Custa pra melhorar, custa pra morrer.

Vida...
Vida vivida...
Viva a sua vida.

quinta-feira, 14 de agosto de 2014

Segundos



Os ponteiros dos segundos vão depressa.
Um segundo atrás, eu era o amor
que mal podia ficar em pé,
procurando carinho,
procurando um lugar para ficar.
Meia hora atrás, eu era a vida
que mal conseguia tirar o sorriso do rosto,
brincando com os problemas,
brincando de viver.

Agora aqui está, aqui estou.
Esperando a alegria ou a tristeza,
a bipolariedade de um amanhã desconhecido
que quando chega, já se foi.
Só se percebe que um segundo já passou
quando um outro toma o seu lugar.

quarta-feira, 13 de agosto de 2014

Chorar



Queria chorar.
Sozinho em sua casa, decidiu não pensar em coisas ruins, nem no passado, nem no quanto desejava não ter feito as escolhas erradas. Desejou que tudo aquilo fosse um pesadelo. Mas não era.
Queria chorar.
Queria que um tsunami de lágrimas o enchesse, tirasse tudo do lugar. No momento, achava que só um desastre para o salvar de outros e, talvez, fosse verdade. Mas não conseguia chorar. Talvez sua cota de lágrimas por uma vida já tivesse sido atingida. Só ele sabia o quanto era doloroso passar os dias no trabalho só pensando em como será quando chegar em casa, ver TV, sentar no canto da cama e fingir que a vida é boa. Talvez para muitos seja, mas não para ele.
Tinha 22 anos de más experiências. Desistiu da escola, pois o deixava infeliz. Vivia dizendo a si mesmo que podia ser feliz, pois ninguém mais o fazia. Gostava de música clássica, pois não precisava de letras para demonstrar sentimentos. Fazia o que queria, mas não era o suficiente.
Com 12, já tinha visto o inferno. Pais se matando dentro de seu lar e, por muitas vezes, seu lugar era como um pombo-correio entre os dois. Uma separação difícil o fez começar a pensar no porquê das coisas serem como são. Pior coisa que poderia ter acontecido.
Aos 16, vivera suas primeiras crises amorosas e de identidade. Lutou sozinho e calado contra isso. Perdeu.
Aos 18, decidiu largar a escola e procurar um emprego para ajudar em casa, para tentar ser útil. Com uma mãe solteira, a vida não tendia a ser fácil e o stress era presente. Depois de brigas bobas, possuída pela raiva, sua mãe o julgou como um inútil. Disse coisas que jamais esqueceu. Lembrava ainda das últimas palavras: “você não tem amigos porque é insuportável.” Talvez realmente fosse.

──────

**OBJETIVO DO EXERCÍCIO**
No texto, identifique todas as idades citadas na parte intitulada “Chorar” e liste-as na ordem em que aparecem.

──────

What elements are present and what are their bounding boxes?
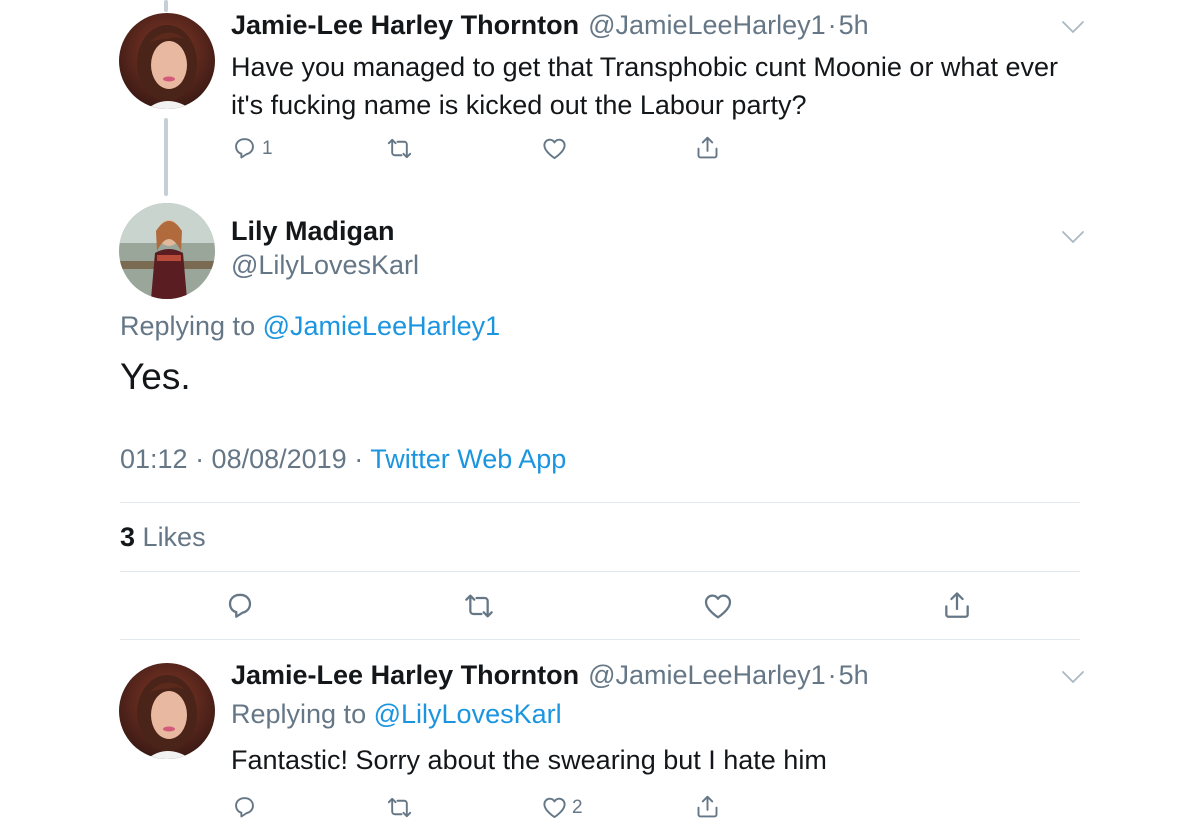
- chevron-down-icon[interactable]: [1060, 229, 1086, 245]
- retweet-icon: [386, 135, 413, 162]
- share-button[interactable]: [694, 134, 721, 161]
- tweet-text-line: it's fucking name is kicked out the Labo…: [231, 90, 807, 120]
- avatar-image: [119, 203, 215, 299]
- author-name[interactable]: Lily Madigan: [231, 216, 395, 247]
- tweet-parent-header: Jamie-Lee Harley Thornton @JamieLeeHarle…: [231, 10, 869, 44]
- tweet-text-line: Have you managed to get that Transphobic…: [231, 52, 1058, 82]
- tweet-source[interactable]: Twitter Web App: [370, 444, 566, 474]
- replying-to-line: Replying to @JamieLeeHarley1: [120, 311, 500, 342]
- replying-to-handle[interactable]: @LilyLovesKarl: [374, 699, 562, 729]
- tweet-time[interactable]: 5h: [839, 660, 869, 691]
- thread-connector: [164, 118, 168, 196]
- like-icon: [541, 794, 568, 821]
- tweet-reply-header: Jamie-Lee Harley Thornton @JamieLeeHarle…: [231, 660, 869, 694]
- reply-icon: [231, 794, 258, 821]
- like-count: 2: [572, 796, 583, 818]
- replying-to-handle[interactable]: @JamieLeeHarley1: [263, 311, 501, 341]
- thread-connector-top: [164, 0, 168, 12]
- likes-count: 3: [120, 522, 136, 552]
- reply-icon: [224, 590, 256, 622]
- divider: [120, 502, 1080, 503]
- replying-to-line: Replying to @LilyLovesKarl: [231, 699, 562, 730]
- likes-stat[interactable]: 3 Likes: [120, 522, 206, 553]
- avatar-image: [119, 663, 215, 759]
- likes-label: Likes: [142, 522, 206, 552]
- tweet-timestamp[interactable]: 01:12 · 08/08/2019 ·: [120, 444, 363, 474]
- reply-button[interactable]: [224, 590, 256, 622]
- reply-count: 1: [262, 137, 273, 159]
- avatar[interactable]: [119, 203, 215, 299]
- tweet-meta: 01:12 · 08/08/2019 · Twitter Web App: [120, 444, 566, 475]
- share-button[interactable]: [694, 793, 721, 820]
- author-handle[interactable]: @LilyLovesKarl: [231, 250, 419, 281]
- tweet-parent-text: Have you managed to get that Transphobic…: [231, 48, 1111, 124]
- retweet-icon: [463, 590, 495, 622]
- like-button[interactable]: 2: [541, 794, 583, 821]
- divider: [120, 639, 1080, 640]
- share-icon: [694, 793, 721, 820]
- avatar[interactable]: [119, 663, 215, 759]
- share-icon: [694, 134, 721, 161]
- like-button[interactable]: [702, 590, 734, 622]
- share-icon: [941, 589, 973, 621]
- divider: [120, 571, 1080, 572]
- like-icon: [702, 590, 734, 622]
- like-icon: [541, 135, 568, 162]
- reply-icon: [231, 135, 258, 162]
- share-button[interactable]: [941, 589, 973, 621]
- replying-prefix: Replying to: [231, 699, 367, 729]
- tweet-main-text: Yes.: [120, 356, 191, 397]
- replying-prefix: Replying to: [120, 311, 256, 341]
- retweet-button[interactable]: [463, 590, 495, 622]
- retweet-button[interactable]: [386, 794, 413, 821]
- separator-dot: ·: [827, 660, 837, 690]
- like-button[interactable]: [541, 135, 568, 162]
- tweet-reply-text: Fantastic! Sorry about the swearing but …: [231, 745, 827, 775]
- reply-button[interactable]: [231, 794, 258, 821]
- chevron-down-icon[interactable]: [1060, 669, 1086, 685]
- author-name[interactable]: Jamie-Lee Harley Thornton: [231, 660, 579, 691]
- author-name[interactable]: Jamie-Lee Harley Thornton: [231, 10, 579, 41]
- author-handle[interactable]: @JamieLeeHarley1: [588, 10, 826, 41]
- avatar[interactable]: [119, 13, 215, 109]
- separator-dot: ·: [827, 10, 837, 40]
- reply-button[interactable]: 1: [231, 135, 273, 162]
- tweet-time[interactable]: 5h: [839, 10, 869, 41]
- avatar-image: [119, 13, 215, 109]
- author-handle[interactable]: @JamieLeeHarley1: [588, 660, 826, 691]
- retweet-button[interactable]: [386, 135, 413, 162]
- retweet-icon: [386, 794, 413, 821]
- chevron-down-icon[interactable]: [1060, 19, 1086, 35]
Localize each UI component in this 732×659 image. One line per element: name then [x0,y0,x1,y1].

──────

**SOLUÇÃO ABAIXO**
22 anos, 12 anos, 16 anos, 18 anos